TASK GOAL:
Extract every line of the material that holds the string "болта".

--- START OF DATA FOR THIS EXERCISE ---

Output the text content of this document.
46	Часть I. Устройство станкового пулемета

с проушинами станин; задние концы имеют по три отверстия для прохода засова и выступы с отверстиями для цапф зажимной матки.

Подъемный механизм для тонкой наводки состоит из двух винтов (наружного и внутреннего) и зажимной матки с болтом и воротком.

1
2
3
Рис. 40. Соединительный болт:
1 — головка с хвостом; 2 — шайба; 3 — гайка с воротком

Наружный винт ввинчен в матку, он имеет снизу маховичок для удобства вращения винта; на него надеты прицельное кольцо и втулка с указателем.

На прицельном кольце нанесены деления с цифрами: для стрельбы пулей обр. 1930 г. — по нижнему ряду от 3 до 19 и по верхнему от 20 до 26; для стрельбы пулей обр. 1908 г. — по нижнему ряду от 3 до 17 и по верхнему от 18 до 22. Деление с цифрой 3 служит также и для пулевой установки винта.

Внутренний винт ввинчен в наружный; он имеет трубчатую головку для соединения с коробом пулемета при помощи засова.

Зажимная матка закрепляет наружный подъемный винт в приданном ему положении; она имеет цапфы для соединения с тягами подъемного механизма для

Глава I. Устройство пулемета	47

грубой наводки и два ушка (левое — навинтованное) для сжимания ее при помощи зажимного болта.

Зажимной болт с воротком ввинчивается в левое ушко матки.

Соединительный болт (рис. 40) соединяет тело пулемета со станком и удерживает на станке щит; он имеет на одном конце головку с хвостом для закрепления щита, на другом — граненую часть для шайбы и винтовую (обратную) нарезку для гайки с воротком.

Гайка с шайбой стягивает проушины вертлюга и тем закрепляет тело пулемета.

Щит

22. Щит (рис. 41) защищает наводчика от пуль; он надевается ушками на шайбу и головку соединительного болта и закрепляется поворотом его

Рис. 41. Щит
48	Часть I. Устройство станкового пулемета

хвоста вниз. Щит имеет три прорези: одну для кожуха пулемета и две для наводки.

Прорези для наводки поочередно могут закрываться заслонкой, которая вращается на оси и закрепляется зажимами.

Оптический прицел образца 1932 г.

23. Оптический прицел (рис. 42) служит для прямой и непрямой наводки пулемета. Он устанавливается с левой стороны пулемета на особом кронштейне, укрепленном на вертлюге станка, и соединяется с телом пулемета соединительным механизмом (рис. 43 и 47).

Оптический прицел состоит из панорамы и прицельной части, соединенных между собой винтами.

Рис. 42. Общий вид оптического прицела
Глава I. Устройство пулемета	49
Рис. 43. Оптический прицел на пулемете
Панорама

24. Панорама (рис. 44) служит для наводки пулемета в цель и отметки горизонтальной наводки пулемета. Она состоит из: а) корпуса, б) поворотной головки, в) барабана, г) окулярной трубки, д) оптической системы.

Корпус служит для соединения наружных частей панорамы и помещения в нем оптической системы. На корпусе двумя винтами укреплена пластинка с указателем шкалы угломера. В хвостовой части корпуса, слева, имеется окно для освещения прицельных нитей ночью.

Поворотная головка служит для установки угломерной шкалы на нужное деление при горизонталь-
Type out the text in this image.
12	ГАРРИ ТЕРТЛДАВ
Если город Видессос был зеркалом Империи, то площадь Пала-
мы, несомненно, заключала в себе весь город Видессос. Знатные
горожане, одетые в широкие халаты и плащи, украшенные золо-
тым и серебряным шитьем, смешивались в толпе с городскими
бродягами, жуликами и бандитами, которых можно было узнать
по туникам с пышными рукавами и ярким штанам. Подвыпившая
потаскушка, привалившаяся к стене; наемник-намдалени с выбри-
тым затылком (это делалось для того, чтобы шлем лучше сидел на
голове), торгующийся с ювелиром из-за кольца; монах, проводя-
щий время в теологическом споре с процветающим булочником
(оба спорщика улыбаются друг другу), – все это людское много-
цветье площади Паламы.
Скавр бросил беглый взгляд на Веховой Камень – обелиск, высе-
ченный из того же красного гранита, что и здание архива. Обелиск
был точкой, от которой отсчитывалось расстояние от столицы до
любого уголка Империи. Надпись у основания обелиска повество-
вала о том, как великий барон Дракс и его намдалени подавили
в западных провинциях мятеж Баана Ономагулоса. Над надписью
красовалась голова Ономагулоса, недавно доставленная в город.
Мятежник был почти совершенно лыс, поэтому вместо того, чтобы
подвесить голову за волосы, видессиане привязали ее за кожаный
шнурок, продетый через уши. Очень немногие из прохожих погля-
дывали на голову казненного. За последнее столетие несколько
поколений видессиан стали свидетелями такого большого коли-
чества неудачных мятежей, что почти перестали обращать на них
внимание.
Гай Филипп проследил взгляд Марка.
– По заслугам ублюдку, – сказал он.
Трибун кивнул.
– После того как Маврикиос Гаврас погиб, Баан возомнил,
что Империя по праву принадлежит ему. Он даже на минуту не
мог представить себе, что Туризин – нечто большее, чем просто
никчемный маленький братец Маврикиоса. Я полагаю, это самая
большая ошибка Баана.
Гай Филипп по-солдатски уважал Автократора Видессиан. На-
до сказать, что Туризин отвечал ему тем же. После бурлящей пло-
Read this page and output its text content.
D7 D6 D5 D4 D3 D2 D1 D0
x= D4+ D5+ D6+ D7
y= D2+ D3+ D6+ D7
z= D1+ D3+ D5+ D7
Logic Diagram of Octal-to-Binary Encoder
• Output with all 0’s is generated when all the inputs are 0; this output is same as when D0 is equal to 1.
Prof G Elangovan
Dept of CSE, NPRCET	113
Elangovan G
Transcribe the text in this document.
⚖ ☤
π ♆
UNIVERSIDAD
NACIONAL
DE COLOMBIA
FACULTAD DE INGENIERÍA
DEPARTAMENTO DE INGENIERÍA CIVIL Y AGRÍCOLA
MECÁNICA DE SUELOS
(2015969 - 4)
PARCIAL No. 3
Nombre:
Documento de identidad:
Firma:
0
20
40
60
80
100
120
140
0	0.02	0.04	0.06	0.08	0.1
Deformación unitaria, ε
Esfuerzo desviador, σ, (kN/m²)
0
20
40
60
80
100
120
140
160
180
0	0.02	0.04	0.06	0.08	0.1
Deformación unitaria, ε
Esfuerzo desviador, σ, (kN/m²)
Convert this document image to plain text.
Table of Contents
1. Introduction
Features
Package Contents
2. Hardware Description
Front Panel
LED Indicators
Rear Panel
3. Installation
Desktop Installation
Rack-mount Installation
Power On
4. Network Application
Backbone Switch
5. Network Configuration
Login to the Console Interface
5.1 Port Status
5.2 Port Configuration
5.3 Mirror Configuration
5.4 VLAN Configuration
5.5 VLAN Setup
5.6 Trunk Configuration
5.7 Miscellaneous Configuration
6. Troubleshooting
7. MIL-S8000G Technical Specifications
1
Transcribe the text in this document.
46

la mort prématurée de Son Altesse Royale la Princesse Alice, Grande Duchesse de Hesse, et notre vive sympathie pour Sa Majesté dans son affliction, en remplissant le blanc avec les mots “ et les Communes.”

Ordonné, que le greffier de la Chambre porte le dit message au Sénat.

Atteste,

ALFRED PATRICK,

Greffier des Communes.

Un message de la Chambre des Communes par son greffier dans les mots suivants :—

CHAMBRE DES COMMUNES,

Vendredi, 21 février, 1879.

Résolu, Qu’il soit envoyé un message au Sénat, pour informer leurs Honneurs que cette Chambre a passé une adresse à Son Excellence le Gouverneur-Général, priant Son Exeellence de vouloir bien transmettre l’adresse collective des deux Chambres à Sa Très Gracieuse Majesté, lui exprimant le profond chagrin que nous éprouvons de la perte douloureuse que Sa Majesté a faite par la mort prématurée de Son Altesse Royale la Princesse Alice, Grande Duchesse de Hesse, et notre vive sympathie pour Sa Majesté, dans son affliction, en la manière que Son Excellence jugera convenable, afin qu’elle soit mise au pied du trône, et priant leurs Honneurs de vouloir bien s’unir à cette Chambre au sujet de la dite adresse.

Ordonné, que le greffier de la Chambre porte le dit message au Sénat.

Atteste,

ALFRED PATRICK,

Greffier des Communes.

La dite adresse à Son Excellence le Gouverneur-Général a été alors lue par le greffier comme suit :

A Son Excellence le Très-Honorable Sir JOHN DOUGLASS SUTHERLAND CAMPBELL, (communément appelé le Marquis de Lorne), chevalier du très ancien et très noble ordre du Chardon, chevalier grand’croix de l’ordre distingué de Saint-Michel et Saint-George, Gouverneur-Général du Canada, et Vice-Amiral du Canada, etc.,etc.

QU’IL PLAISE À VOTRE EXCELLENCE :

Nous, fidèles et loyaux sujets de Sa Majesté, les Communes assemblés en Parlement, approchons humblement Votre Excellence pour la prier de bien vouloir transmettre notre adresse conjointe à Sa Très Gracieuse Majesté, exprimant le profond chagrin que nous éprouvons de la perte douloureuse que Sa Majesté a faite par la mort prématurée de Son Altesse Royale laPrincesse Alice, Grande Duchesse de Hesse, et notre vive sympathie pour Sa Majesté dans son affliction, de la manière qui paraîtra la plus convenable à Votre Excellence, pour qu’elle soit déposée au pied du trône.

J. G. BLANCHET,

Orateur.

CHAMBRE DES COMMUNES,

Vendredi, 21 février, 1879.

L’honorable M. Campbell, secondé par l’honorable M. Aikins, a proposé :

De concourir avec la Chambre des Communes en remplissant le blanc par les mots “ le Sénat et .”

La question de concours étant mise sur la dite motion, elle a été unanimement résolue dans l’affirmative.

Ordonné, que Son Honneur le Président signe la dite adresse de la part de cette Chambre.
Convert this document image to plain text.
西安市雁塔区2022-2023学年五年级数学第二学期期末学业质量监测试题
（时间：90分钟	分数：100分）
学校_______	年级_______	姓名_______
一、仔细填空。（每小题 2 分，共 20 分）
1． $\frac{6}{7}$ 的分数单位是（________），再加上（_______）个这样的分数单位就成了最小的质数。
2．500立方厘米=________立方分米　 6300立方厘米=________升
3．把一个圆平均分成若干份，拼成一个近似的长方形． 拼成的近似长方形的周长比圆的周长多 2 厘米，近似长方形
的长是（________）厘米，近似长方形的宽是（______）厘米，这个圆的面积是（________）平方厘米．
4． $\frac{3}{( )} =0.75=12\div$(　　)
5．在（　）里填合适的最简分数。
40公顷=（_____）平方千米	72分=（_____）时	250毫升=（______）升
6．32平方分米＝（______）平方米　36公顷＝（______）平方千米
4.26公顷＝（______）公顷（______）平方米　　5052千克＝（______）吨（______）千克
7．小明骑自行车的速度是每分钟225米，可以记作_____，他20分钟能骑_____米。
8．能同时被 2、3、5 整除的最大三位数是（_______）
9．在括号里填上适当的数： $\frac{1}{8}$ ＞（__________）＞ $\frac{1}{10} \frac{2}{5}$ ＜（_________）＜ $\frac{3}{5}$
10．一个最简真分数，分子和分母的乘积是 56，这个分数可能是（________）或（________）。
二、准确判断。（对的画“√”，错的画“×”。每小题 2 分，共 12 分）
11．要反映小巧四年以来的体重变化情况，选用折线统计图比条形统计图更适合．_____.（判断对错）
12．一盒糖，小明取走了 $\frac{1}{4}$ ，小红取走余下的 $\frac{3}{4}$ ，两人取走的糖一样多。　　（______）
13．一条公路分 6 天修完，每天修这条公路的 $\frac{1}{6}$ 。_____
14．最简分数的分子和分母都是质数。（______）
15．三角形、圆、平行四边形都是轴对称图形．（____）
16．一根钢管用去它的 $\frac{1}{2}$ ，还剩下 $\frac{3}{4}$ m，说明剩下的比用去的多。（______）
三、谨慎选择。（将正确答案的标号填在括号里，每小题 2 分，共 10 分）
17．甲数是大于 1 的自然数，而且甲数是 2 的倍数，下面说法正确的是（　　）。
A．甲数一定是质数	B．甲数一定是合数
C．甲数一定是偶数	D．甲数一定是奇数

--- END OF DATA FOR THIS EXERCISE ---

ANSWER TO THIS PROBLEM:
грубой наводки и два ушка (левое — навинтованное) для сжимания ее при помощи зажимного болта.
22. Щит (рис. 41) защищает наводчика от пуль; он надевается ушками на шайбу и головку соединительного болта и закрепляется поворотом его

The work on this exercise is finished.